Stated problem: Write out the material exactly. Do not include the pictures.

Extracted data:
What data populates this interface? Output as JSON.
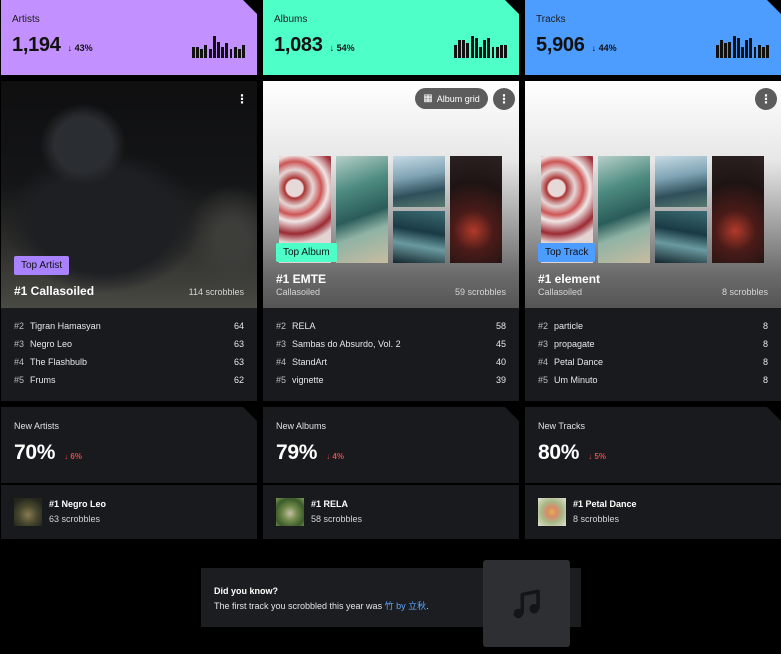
{
  "stats": [
    {
      "label": "Artists",
      "value": "1,194",
      "change": "43%",
      "color": "#c391ff",
      "spark": [
        12,
        12,
        10,
        14,
        10,
        24,
        18,
        12,
        16,
        10,
        12,
        10,
        14
      ]
    },
    {
      "label": "Albums",
      "value": "1,083",
      "change": "54%",
      "color": "#4fffc8",
      "spark": [
        14,
        20,
        20,
        16,
        24,
        22,
        12,
        20,
        22,
        12,
        12,
        14,
        14
      ]
    },
    {
      "label": "Tracks",
      "value": "5,906",
      "change": "44%",
      "color": "#4c9dff",
      "spark": [
        14,
        20,
        16,
        18,
        24,
        22,
        12,
        20,
        22,
        12,
        14,
        12,
        14
      ]
    }
  ],
  "features": [
    {
      "chip": "Top Artist",
      "chip_color": "#a982ff",
      "title": "#1 Callasoiled",
      "subtitle": "",
      "scrobbles": "114 scrobbles"
    },
    {
      "chip": "Top Album",
      "chip_color": "#4fffc8",
      "title": "#1 EMTE",
      "subtitle": "Callasoiled",
      "scrobbles": "59 scrobbles",
      "grid_button": "Album grid"
    },
    {
      "chip": "Top Track",
      "chip_color": "#4c9dff",
      "title": "#1 element",
      "subtitle": "Callasoiled",
      "scrobbles": "8 scrobbles"
    }
  ],
  "lists": [
    [
      {
        "rank": "#2",
        "name": "Tigran Hamasyan",
        "count": "64"
      },
      {
        "rank": "#3",
        "name": "Negro Leo",
        "count": "63"
      },
      {
        "rank": "#4",
        "name": "The Flashbulb",
        "count": "63"
      },
      {
        "rank": "#5",
        "name": "Frums",
        "count": "62"
      }
    ],
    [
      {
        "rank": "#2",
        "name": "RELA",
        "count": "58"
      },
      {
        "rank": "#3",
        "name": "Sambas do Absurdo, Vol. 2",
        "count": "45"
      },
      {
        "rank": "#4",
        "name": "StandArt",
        "count": "40"
      },
      {
        "rank": "#5",
        "name": "vignette",
        "count": "39"
      }
    ],
    [
      {
        "rank": "#2",
        "name": "particle",
        "count": "8"
      },
      {
        "rank": "#3",
        "name": "propagate",
        "count": "8"
      },
      {
        "rank": "#4",
        "name": "Petal Dance",
        "count": "8"
      },
      {
        "rank": "#5",
        "name": "Um Minuto",
        "count": "8"
      }
    ]
  ],
  "news": [
    {
      "label": "New Artists",
      "percent": "70%",
      "change": "6%",
      "top": "#1 Negro Leo",
      "scrobbles": "63 scrobbles"
    },
    {
      "label": "New Albums",
      "percent": "79%",
      "change": "4%",
      "top": "#1 RELA",
      "scrobbles": "58 scrobbles"
    },
    {
      "label": "New Tracks",
      "percent": "80%",
      "change": "5%",
      "top": "#1 Petal Dance",
      "scrobbles": "8 scrobbles"
    }
  ],
  "did_you_know": {
    "title": "Did you know?",
    "text": "The first track you scrobbled this year was",
    "link": "竹 by 立秋",
    "end": "."
  },
  "icons": {
    "more": "more-vertical-icon",
    "grid": "grid-icon",
    "arrow": "arrow-down-icon",
    "music": "music-note-icon"
  }
}
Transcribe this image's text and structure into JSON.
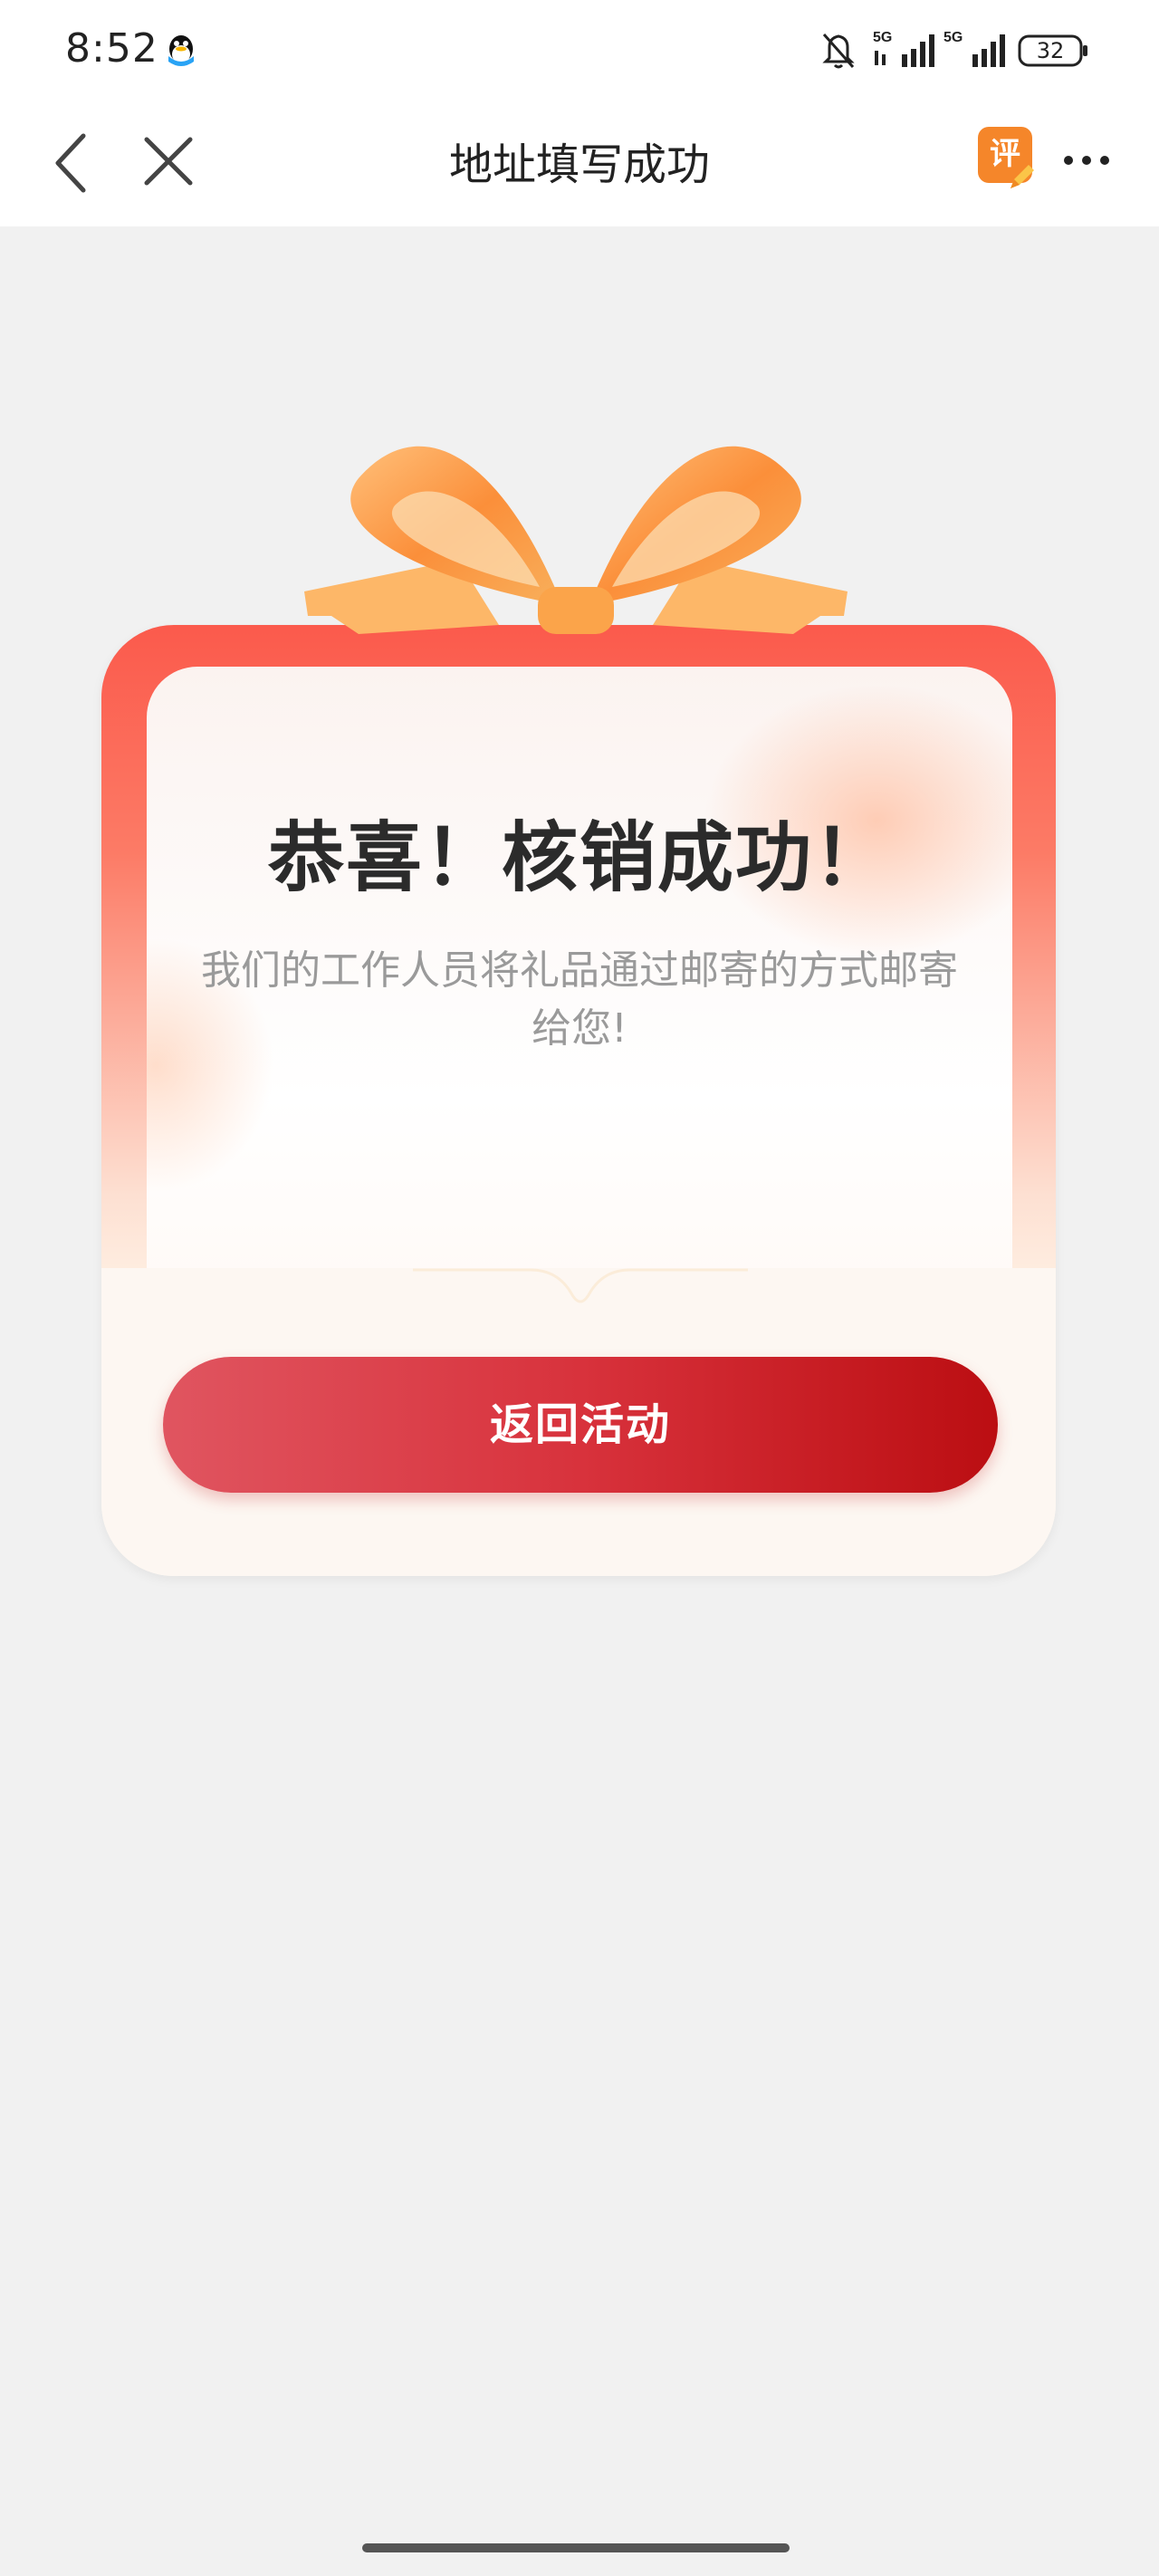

Completed task:
What data populates this interface? Output as JSON.
{
  "stats": [
    {
      "label": "Artists",
      "value": "1,194",
      "change": "43%",
      "color": "#c391ff",
      "spark": [
        12,
        12,
        10,
        14,
        10,
        24,
        18,
        12,
        16,
        10,
        12,
        10,
        14
      ]
    },
    {
      "label": "Albums",
      "value": "1,083",
      "change": "54%",
      "color": "#4fffc8",
      "spark": [
        14,
        20,
        20,
        16,
        24,
        22,
        12,
        20,
        22,
        12,
        12,
        14,
        14
      ]
    },
    {
      "label": "Tracks",
      "value": "5,906",
      "change": "44%",
      "color": "#4c9dff",
      "spark": [
        14,
        20,
        16,
        18,
        24,
        22,
        12,
        20,
        22,
        12,
        14,
        12,
        14
      ]
    }
  ],
  "features": [
    {
      "chip": "Top Artist",
      "chip_color": "#a982ff",
      "title": "#1 Callasoiled",
      "subtitle": "",
      "scrobbles": "114 scrobbles"
    },
    {
      "chip": "Top Album",
      "chip_color": "#4fffc8",
      "title": "#1 EMTE",
      "subtitle": "Callasoiled",
      "scrobbles": "59 scrobbles",
      "grid_button": "Album grid"
    },
    {
      "chip": "Top Track",
      "chip_color": "#4c9dff",
      "title": "#1 element",
      "subtitle": "Callasoiled",
      "scrobbles": "8 scrobbles"
    }
  ],
  "lists": [
    [
      {
        "rank": "#2",
        "name": "Tigran Hamasyan",
        "count": "64"
      },
      {
        "rank": "#3",
        "name": "Negro Leo",
        "count": "63"
      },
      {
        "rank": "#4",
        "name": "The Flashbulb",
        "count": "63"
      },
      {
        "rank": "#5",
        "name": "Frums",
        "count": "62"
      }
    ],
    [
      {
        "rank": "#2",
        "name": "RELA",
        "count": "58"
      },
      {
        "rank": "#3",
        "name": "Sambas do Absurdo, Vol. 2",
        "count": "45"
      },
      {
        "rank": "#4",
        "name": "StandArt",
        "count": "40"
      },
      {
        "rank": "#5",
        "name": "vignette",
        "count": "39"
      }
    ],
    [
      {
        "rank": "#2",
        "name": "particle",
        "count": "8"
      },
      {
        "rank": "#3",
        "name": "propagate",
        "count": "8"
      },
      {
        "rank": "#4",
        "name": "Petal Dance",
        "count": "8"
      },
      {
        "rank": "#5",
        "name": "Um Minuto",
        "count": "8"
      }
    ]
  ],
  "news": [
    {
      "label": "New Artists",
      "percent": "70%",
      "change": "6%",
      "top": "#1 Negro Leo",
      "scrobbles": "63 scrobbles"
    },
    {
      "label": "New Albums",
      "percent": "79%",
      "change": "4%",
      "top": "#1 RELA",
      "scrobbles": "58 scrobbles"
    },
    {
      "label": "New Tracks",
      "percent": "80%",
      "change": "5%",
      "top": "#1 Petal Dance",
      "scrobbles": "8 scrobbles"
    }
  ],
  "did_you_know": {
    "title": "Did you know?",
    "text": "The first track you scrobbled this year was",
    "link": "竹 by 立秋",
    "end": "."
  },
  "icons": {
    "more": "more-vertical-icon",
    "grid": "grid-icon",
    "arrow": "arrow-down-icon",
    "music": "music-note-icon"
  }
}
Transcribe this image's text and structure into JSON.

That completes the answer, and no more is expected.